§ Instructions to follow
Quote every line of the material beneath this one.

— Begin Entries —

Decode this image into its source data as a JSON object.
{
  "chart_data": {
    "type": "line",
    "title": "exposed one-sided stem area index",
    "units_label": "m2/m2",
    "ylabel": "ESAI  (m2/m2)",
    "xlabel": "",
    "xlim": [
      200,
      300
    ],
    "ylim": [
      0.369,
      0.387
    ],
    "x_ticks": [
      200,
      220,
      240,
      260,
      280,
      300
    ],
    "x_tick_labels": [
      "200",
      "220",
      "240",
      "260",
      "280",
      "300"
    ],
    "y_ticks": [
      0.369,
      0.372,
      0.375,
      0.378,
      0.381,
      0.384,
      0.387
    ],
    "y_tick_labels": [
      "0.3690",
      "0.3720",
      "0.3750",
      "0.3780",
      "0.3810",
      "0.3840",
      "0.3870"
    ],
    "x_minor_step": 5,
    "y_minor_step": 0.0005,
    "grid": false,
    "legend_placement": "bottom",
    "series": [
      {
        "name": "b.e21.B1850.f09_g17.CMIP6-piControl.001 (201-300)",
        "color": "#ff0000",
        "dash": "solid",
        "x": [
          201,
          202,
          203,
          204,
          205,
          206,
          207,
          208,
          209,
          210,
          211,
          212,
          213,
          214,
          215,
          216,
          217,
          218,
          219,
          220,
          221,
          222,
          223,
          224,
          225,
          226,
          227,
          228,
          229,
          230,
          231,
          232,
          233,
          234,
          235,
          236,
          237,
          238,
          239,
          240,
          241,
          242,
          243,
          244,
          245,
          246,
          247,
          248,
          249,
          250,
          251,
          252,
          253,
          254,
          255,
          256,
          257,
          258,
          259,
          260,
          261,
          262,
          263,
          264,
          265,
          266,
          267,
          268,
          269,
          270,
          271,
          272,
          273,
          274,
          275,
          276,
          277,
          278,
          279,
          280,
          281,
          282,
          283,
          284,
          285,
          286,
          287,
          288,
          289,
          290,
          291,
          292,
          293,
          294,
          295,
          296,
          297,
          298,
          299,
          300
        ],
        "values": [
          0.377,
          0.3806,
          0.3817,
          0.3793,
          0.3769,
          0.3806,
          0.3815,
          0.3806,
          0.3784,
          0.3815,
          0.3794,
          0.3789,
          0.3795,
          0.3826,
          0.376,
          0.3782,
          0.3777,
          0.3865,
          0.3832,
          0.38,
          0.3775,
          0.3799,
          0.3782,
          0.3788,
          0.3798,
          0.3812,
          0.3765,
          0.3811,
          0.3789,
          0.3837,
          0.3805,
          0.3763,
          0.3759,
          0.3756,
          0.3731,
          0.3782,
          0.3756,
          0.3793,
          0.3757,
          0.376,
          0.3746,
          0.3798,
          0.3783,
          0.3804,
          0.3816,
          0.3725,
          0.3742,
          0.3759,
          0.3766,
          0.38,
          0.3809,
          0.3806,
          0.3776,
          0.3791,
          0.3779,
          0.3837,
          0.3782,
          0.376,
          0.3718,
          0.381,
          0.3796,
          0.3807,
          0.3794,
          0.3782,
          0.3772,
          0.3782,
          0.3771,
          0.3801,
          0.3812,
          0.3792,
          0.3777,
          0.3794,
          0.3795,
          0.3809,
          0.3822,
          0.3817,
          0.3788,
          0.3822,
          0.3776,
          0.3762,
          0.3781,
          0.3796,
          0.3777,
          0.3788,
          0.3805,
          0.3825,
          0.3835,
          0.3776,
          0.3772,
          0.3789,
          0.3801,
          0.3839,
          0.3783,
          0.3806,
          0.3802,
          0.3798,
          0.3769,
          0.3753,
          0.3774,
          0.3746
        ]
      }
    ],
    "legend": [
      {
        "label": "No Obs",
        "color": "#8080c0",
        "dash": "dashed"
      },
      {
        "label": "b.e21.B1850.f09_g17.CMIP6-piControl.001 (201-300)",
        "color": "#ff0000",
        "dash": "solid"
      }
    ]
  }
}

— End Entries —

§ Exercise result
Decode this image into its source data as a JSON object.
{
  "chart_data": {
    "type": "line",
    "title": "exposed one-sided stem area index",
    "units_label": "m2/m2",
    "ylabel": "ESAI  (m2/m2)",
    "xlabel": "",
    "xlim": [
      200,
      300
    ],
    "ylim": [
      0.369,
      0.387
    ],
    "x_ticks": [
      200,
      220,
      240,
      260,
      280,
      300
    ],
    "x_tick_labels": [
      "200",
      "220",
      "240",
      "260",
      "280",
      "300"
    ],
    "y_ticks": [
      0.369,
      0.372,
      0.375,
      0.378,
      0.381,
      0.384,
      0.387
    ],
    "y_tick_labels": [
      "0.3690",
      "0.3720",
      "0.3750",
      "0.3780",
      "0.3810",
      "0.3840",
      "0.3870"
    ],
    "x_minor_step": 5,
    "y_minor_step": 0.0005,
    "grid": false,
    "legend_placement": "bottom",
    "series": [
      {
        "name": "b.e21.B1850.f09_g17.CMIP6-piControl.001 (201-300)",
        "color": "#ff0000",
        "dash": "solid",
        "x": [
          201,
          202,
          203,
          204,
          205,
          206,
          207,
          208,
          209,
          210,
          211,
          212,
          213,
          214,
          215,
          216,
          217,
          218,
          219,
          220,
          221,
          222,
          223,
          224,
          225,
          226,
          227,
          228,
          229,
          230,
          231,
          232,
          233,
          234,
          235,
          236,
          237,
          238,
          239,
          240,
          241,
          242,
          243,
          244,
          245,
          246,
          247,
          248,
          249,
          250,
          251,
          252,
          253,
          254,
          255,
          256,
          257,
          258,
          259,
          260,
          261,
          262,
          263,
          264,
          265,
          266,
          267,
          268,
          269,
          270,
          271,
          272,
          273,
          274,
          275,
          276,
          277,
          278,
          279,
          280,
          281,
          282,
          283,
          284,
          285,
          286,
          287,
          288,
          289,
          290,
          291,
          292,
          293,
          294,
          295,
          296,
          297,
          298,
          299,
          300
        ],
        "values": [
          0.377,
          0.3806,
          0.3817,
          0.3793,
          0.3769,
          0.3806,
          0.3815,
          0.3806,
          0.3784,
          0.3815,
          0.3794,
          0.3789,
          0.3795,
          0.3826,
          0.376,
          0.3782,
          0.3777,
          0.3865,
          0.3832,
          0.38,
          0.3775,
          0.3799,
          0.3782,
          0.3788,
          0.3798,
          0.3812,
          0.3765,
          0.3811,
          0.3789,
          0.3837,
          0.3805,
          0.3763,
          0.3759,
          0.3756,
          0.3731,
          0.3782,
          0.3756,
          0.3793,
          0.3757,
          0.376,
          0.3746,
          0.3798,
          0.3783,
          0.3804,
          0.3816,
          0.3725,
          0.3742,
          0.3759,
          0.3766,
          0.38,
          0.3809,
          0.3806,
          0.3776,
          0.3791,
          0.3779,
          0.3837,
          0.3782,
          0.376,
          0.3718,
          0.381,
          0.3796,
          0.3807,
          0.3794,
          0.3782,
          0.3772,
          0.3782,
          0.3771,
          0.3801,
          0.3812,
          0.3792,
          0.3777,
          0.3794,
          0.3795,
          0.3809,
          0.3822,
          0.3817,
          0.3788,
          0.3822,
          0.3776,
          0.3762,
          0.3781,
          0.3796,
          0.3777,
          0.3788,
          0.3805,
          0.3825,
          0.3835,
          0.3776,
          0.3772,
          0.3789,
          0.3801,
          0.3839,
          0.3783,
          0.3806,
          0.3802,
          0.3798,
          0.3769,
          0.3753,
          0.3774,
          0.3746
        ]
      }
    ],
    "legend": [
      {
        "label": "No Obs",
        "color": "#8080c0",
        "dash": "dashed"
      },
      {
        "label": "b.e21.B1850.f09_g17.CMIP6-piControl.001 (201-300)",
        "color": "#ff0000",
        "dash": "solid"
      }
    ]
  }
}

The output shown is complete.